What is being asked:
Return each line that holds the word "xmax".
***
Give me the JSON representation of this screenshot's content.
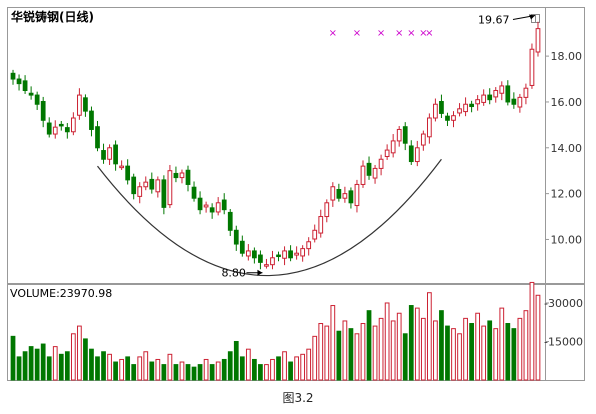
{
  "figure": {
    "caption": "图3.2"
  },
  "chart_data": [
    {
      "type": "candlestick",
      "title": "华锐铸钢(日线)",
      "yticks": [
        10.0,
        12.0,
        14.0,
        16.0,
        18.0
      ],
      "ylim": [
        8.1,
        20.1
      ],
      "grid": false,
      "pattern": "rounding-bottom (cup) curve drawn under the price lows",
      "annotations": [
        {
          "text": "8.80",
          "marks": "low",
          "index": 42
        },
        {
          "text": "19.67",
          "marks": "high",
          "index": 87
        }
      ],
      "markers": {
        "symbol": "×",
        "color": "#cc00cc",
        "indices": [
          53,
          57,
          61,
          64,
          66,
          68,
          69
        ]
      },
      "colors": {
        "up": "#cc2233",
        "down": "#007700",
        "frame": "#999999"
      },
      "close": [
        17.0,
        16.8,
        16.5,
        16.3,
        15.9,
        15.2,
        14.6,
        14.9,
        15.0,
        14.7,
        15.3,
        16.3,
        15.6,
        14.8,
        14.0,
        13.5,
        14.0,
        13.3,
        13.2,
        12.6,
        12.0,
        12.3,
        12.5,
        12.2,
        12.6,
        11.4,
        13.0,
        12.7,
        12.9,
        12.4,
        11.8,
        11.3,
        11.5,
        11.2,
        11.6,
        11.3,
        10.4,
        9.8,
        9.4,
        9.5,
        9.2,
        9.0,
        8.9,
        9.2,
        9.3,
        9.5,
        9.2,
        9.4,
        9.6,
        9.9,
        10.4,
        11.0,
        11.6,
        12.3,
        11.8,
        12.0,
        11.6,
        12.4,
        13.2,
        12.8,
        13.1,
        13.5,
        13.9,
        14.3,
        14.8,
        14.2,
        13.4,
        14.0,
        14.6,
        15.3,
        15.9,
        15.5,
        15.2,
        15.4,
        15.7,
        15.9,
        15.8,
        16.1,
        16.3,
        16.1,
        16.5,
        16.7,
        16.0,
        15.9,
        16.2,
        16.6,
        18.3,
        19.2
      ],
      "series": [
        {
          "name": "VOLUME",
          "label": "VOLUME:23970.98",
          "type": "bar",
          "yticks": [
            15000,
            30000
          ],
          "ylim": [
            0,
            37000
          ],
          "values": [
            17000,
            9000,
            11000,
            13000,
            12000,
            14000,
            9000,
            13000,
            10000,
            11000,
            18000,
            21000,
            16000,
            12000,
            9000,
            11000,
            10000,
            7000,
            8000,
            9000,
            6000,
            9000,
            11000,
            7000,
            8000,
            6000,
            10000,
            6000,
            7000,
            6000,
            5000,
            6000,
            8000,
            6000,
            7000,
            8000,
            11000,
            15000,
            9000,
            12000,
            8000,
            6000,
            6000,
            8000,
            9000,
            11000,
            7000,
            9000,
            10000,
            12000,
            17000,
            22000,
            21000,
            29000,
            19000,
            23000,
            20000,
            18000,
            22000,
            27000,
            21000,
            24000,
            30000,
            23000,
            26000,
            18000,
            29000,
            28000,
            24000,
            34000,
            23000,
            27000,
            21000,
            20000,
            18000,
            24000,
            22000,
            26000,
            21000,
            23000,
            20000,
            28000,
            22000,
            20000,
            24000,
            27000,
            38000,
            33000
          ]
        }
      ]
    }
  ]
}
***
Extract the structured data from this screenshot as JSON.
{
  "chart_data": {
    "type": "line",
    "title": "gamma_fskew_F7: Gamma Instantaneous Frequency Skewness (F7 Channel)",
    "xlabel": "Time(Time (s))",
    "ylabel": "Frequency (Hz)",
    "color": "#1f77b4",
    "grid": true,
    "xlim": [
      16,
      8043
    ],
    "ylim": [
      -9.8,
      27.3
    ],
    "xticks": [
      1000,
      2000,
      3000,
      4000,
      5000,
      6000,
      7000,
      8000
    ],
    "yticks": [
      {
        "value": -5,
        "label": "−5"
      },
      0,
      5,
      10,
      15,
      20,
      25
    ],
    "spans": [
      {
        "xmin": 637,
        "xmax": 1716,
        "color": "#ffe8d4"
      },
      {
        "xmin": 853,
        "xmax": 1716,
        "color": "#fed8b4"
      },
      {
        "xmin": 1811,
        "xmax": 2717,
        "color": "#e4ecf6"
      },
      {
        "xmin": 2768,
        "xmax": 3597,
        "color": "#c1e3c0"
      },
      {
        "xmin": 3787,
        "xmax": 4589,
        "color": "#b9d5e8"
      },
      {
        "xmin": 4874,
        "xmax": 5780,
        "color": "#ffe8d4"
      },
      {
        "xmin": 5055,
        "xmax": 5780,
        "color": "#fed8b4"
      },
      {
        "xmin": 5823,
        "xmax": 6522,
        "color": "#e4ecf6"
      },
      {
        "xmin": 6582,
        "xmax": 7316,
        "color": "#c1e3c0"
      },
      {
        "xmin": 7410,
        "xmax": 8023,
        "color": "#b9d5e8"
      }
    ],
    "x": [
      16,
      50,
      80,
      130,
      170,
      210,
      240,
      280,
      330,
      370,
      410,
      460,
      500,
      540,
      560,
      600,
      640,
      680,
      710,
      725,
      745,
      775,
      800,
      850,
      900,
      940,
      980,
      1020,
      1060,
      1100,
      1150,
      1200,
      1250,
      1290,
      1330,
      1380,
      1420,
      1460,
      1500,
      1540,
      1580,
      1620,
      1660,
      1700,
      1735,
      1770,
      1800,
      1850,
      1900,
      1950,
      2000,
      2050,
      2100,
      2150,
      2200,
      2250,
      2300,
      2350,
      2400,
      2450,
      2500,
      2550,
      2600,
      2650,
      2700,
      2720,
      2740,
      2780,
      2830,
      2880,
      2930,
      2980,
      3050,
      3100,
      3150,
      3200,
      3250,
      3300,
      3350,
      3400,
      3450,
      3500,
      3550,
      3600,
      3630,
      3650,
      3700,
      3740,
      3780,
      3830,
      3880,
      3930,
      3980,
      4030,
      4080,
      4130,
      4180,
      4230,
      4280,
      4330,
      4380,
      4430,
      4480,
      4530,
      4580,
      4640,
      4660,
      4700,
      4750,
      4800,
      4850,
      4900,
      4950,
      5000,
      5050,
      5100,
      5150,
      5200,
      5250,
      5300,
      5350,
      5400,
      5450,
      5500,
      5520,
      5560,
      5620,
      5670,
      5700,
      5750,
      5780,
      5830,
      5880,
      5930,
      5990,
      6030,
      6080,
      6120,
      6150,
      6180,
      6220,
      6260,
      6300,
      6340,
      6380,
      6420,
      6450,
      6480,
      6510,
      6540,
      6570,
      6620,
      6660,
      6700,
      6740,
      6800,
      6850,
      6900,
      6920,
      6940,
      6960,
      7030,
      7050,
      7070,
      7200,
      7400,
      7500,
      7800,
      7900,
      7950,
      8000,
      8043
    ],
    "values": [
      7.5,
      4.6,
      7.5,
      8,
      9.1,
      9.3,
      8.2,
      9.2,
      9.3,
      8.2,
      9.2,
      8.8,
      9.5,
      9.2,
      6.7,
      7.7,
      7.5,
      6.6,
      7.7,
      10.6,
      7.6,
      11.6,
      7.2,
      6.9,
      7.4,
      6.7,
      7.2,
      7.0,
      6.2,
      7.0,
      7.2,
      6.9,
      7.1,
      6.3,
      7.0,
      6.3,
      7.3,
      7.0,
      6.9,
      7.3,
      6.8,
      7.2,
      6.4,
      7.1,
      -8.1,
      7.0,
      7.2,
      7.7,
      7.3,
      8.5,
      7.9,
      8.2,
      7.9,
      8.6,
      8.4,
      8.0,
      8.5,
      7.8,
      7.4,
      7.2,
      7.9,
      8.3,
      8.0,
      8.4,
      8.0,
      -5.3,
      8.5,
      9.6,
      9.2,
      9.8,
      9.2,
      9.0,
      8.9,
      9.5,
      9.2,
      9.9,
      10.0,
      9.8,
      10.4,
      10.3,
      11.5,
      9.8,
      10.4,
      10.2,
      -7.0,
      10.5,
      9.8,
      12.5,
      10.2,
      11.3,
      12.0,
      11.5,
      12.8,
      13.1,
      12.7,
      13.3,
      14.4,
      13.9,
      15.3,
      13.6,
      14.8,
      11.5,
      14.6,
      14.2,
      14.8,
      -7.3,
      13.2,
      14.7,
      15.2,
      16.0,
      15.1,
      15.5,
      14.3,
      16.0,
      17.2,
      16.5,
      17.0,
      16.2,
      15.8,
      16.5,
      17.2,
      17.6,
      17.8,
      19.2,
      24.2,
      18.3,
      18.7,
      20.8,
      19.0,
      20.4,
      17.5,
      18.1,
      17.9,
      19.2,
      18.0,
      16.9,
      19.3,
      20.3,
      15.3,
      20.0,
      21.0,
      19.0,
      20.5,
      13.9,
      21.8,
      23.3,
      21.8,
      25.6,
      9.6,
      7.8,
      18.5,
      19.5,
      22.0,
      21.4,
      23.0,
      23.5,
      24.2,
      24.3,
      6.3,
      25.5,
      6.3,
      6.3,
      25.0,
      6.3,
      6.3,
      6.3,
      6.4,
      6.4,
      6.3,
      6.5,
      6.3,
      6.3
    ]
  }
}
***
Result for this exercise:
        "xmax": 1716,
        "xmax": 1716,
        "xmax": 2717,
        "xmax": 3597,
        "xmax": 4589,
        "xmax": 5780,
        "xmax": 5780,
        "xmax": 6522,
        "xmax": 7316,
        "xmax": 8023,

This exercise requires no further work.